Set task =
Look for "используются" in each line of the entries, and return the matching lines.

Given information =
************

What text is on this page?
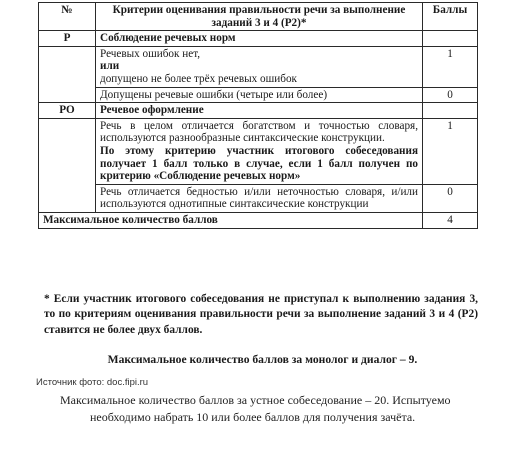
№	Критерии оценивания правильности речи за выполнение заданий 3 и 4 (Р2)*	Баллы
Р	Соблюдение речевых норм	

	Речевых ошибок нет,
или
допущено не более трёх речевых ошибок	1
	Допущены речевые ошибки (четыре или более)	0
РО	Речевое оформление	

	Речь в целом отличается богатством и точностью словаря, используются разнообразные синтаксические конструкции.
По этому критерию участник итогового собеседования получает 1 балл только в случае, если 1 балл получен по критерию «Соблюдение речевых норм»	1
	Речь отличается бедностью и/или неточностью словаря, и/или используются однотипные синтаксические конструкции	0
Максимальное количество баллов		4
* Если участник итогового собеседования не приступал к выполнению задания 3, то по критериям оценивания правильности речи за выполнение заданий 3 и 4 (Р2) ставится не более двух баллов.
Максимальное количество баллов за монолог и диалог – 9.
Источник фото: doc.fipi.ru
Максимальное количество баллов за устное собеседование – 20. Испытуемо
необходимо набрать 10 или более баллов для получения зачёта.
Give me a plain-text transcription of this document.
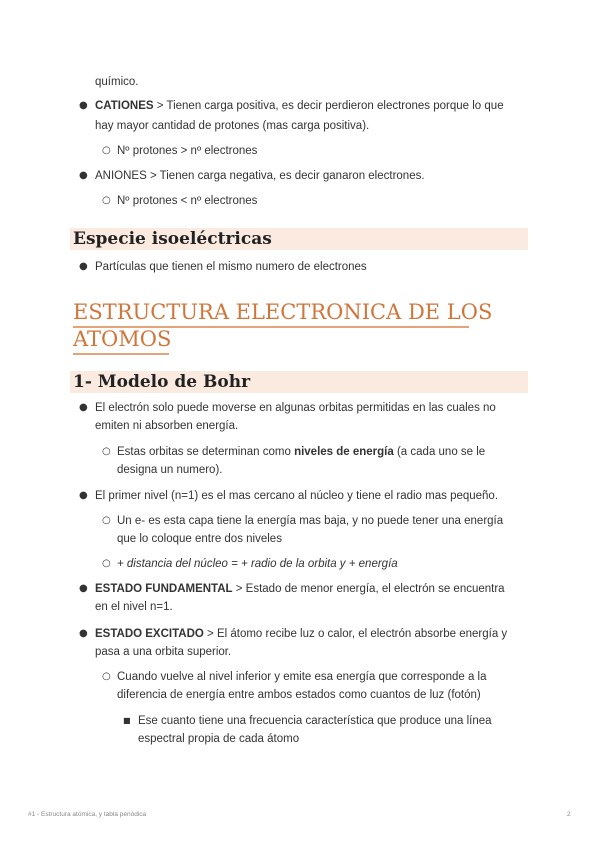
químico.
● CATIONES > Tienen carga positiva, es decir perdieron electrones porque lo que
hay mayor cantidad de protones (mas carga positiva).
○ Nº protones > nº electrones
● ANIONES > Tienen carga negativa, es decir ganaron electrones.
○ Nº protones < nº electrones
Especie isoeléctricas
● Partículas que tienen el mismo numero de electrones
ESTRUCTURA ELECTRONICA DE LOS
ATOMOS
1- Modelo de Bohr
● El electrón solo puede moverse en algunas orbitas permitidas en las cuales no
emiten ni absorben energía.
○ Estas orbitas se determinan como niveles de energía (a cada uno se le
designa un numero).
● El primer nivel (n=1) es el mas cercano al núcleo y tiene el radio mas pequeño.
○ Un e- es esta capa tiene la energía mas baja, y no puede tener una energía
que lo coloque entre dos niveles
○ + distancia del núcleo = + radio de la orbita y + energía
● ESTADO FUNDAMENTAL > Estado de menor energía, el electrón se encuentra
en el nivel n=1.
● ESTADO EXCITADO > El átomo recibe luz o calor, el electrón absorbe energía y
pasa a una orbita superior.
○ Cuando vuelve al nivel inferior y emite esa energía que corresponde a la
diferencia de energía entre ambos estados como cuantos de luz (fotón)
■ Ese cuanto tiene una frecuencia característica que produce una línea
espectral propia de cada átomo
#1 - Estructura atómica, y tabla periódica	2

************

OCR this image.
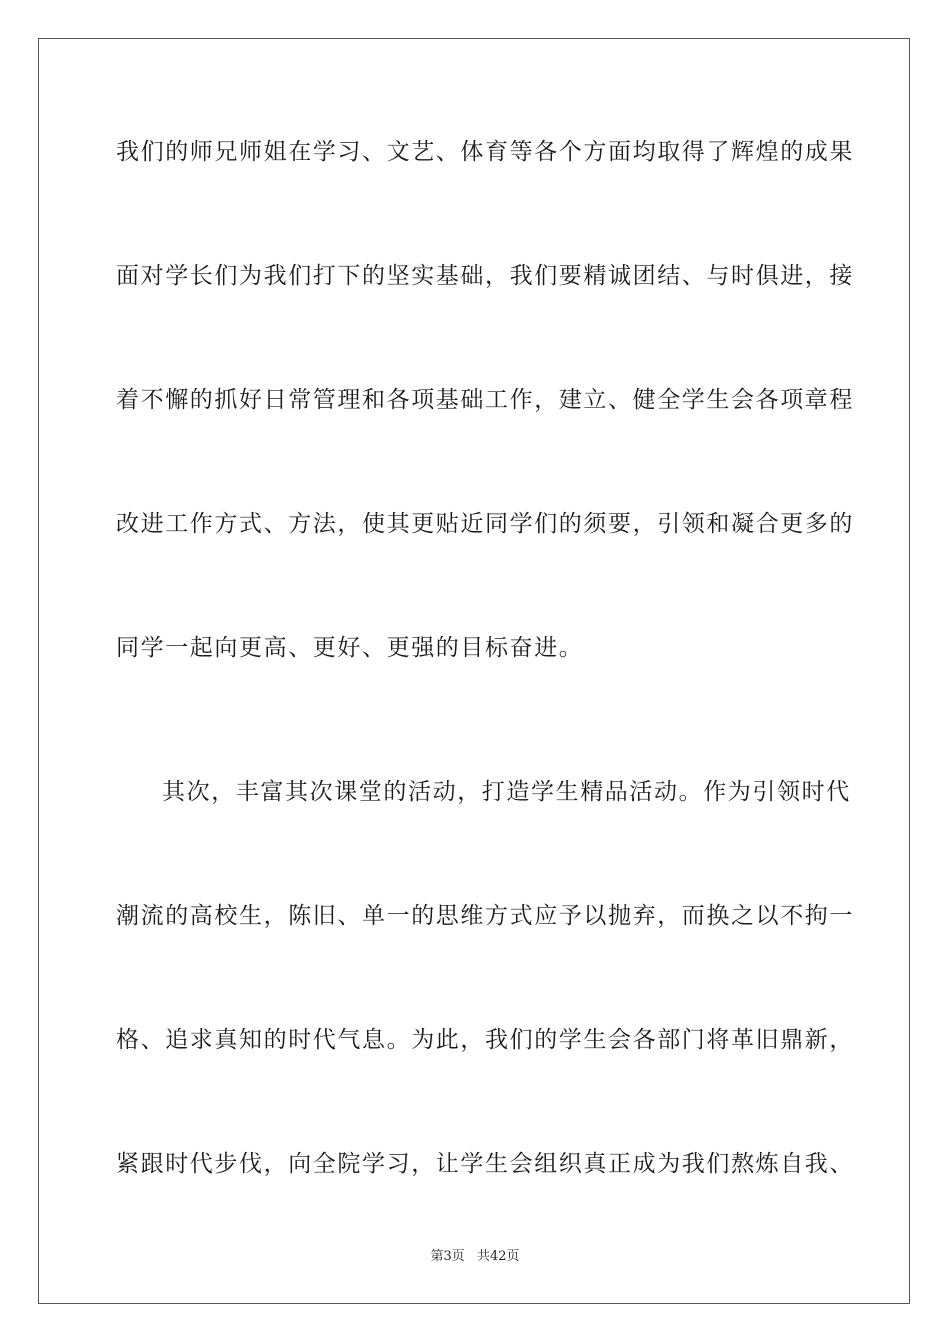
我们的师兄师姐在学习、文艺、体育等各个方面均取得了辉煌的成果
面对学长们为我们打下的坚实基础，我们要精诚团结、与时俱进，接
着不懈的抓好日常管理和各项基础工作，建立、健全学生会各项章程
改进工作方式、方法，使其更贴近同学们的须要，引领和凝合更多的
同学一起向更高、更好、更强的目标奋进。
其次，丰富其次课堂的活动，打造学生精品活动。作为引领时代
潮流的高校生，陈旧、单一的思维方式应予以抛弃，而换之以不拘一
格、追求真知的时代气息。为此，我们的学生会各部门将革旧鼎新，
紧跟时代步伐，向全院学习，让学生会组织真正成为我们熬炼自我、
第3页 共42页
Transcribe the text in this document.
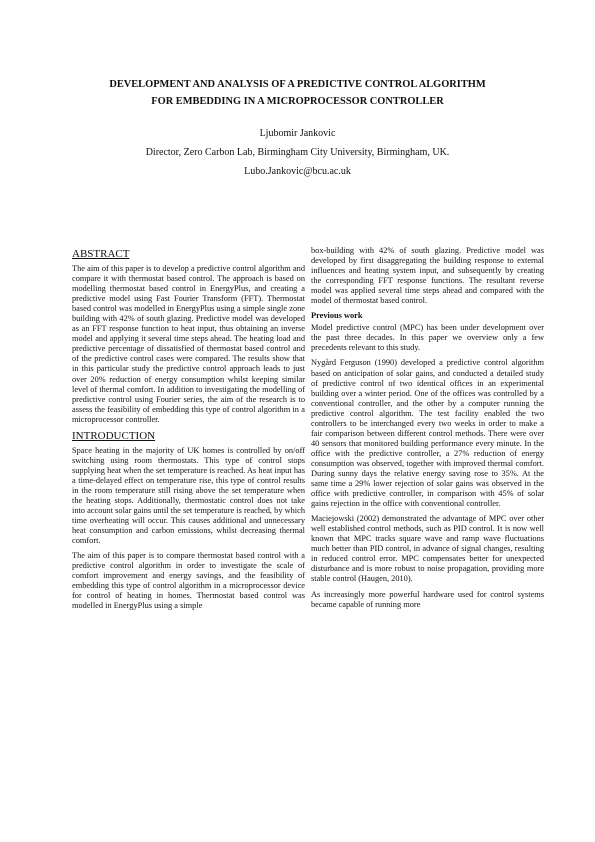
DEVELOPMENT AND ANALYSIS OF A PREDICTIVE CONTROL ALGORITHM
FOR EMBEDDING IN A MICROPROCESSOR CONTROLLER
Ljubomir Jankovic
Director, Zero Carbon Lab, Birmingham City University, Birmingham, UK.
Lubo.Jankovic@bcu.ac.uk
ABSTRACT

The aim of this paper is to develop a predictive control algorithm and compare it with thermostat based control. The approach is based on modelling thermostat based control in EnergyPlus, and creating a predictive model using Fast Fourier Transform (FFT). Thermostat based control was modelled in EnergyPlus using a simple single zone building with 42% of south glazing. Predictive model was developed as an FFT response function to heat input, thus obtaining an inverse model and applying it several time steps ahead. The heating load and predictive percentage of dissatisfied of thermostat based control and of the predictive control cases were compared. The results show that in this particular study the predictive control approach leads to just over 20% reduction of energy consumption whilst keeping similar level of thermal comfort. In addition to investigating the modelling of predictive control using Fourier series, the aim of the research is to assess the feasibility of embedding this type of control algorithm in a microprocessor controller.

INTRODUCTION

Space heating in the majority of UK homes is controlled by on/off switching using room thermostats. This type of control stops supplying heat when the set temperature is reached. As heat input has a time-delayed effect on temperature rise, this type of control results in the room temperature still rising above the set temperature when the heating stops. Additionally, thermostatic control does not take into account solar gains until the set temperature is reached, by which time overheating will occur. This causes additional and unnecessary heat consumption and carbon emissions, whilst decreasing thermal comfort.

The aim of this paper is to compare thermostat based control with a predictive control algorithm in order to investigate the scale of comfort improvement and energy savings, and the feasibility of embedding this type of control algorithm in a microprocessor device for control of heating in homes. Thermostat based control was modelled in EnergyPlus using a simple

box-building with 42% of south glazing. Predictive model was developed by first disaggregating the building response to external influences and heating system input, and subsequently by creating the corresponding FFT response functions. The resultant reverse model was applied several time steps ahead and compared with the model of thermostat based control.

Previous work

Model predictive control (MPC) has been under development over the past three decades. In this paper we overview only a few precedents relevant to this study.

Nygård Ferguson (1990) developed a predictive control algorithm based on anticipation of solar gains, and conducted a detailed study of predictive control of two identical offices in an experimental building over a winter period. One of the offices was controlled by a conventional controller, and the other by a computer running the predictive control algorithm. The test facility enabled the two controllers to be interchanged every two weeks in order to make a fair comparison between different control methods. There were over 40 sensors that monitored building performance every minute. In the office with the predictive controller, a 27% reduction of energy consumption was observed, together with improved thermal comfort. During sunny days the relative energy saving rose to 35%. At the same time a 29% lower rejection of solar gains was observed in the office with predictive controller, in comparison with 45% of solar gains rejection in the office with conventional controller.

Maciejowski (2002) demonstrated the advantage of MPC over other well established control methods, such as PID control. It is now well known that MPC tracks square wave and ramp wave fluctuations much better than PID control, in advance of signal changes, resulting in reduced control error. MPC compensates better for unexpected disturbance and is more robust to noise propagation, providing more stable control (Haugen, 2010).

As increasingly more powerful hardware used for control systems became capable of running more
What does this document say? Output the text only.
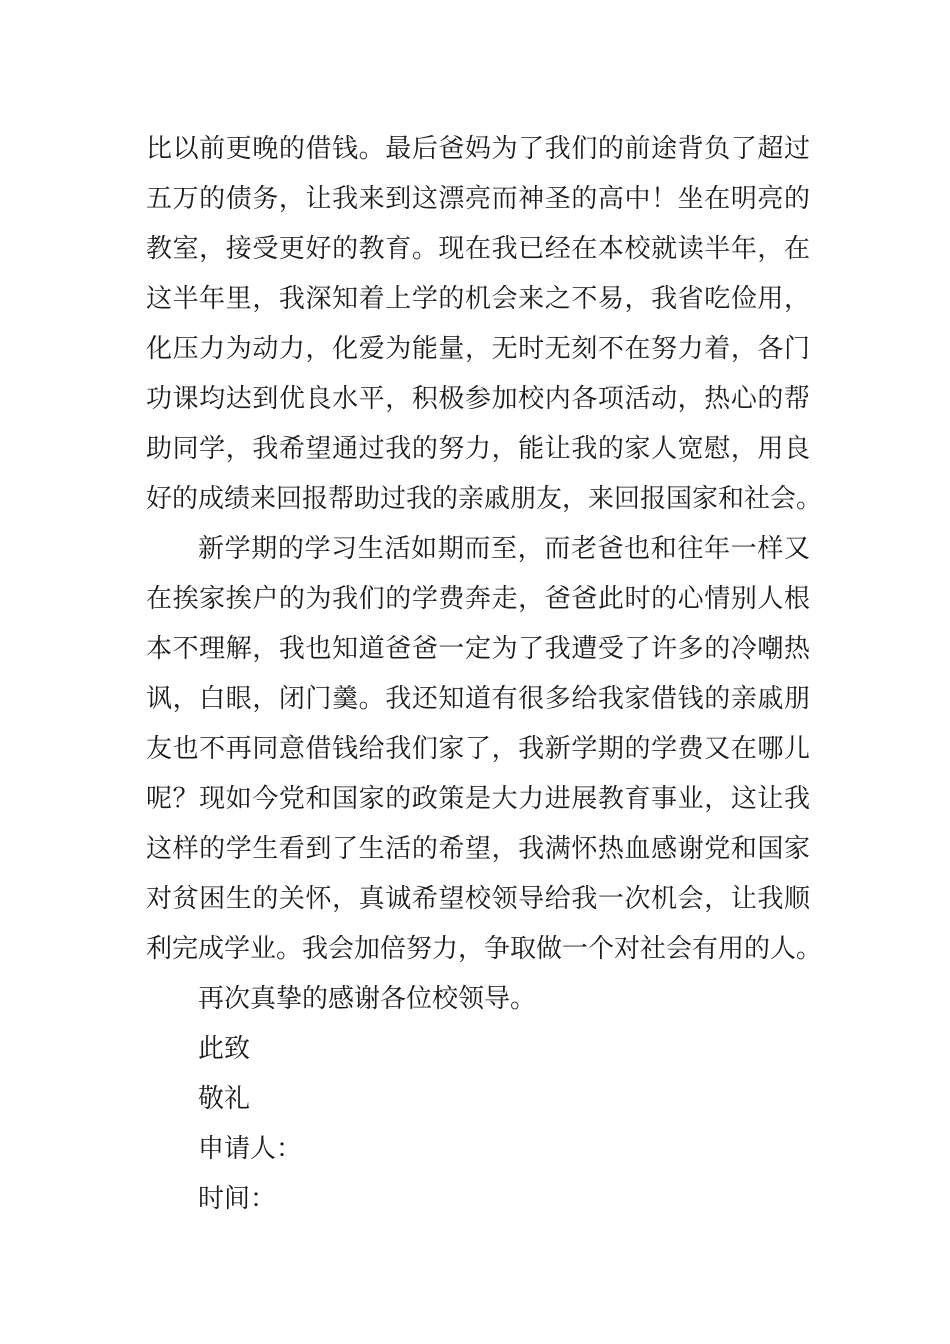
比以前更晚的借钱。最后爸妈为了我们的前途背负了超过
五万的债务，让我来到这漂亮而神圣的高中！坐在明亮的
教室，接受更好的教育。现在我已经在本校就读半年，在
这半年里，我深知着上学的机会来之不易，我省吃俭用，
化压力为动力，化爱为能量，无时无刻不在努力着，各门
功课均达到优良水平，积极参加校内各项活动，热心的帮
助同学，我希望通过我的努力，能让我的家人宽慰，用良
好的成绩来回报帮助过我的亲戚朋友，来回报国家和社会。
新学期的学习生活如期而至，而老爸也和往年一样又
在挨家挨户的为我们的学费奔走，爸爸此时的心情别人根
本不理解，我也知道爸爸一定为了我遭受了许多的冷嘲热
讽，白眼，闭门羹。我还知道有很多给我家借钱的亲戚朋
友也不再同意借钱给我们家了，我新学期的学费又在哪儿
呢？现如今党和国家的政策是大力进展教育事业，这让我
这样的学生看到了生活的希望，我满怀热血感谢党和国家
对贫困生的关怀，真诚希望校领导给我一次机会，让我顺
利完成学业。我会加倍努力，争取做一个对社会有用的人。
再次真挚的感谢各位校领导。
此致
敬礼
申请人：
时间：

************

Expected answer =
	Речь в целом отличается богатством и точностью словаря, используются разнообразные синтаксические конструкции.
	Речь отличается бедностью и/или неточностью словаря, и/или используются однотипные синтаксические конструкции	0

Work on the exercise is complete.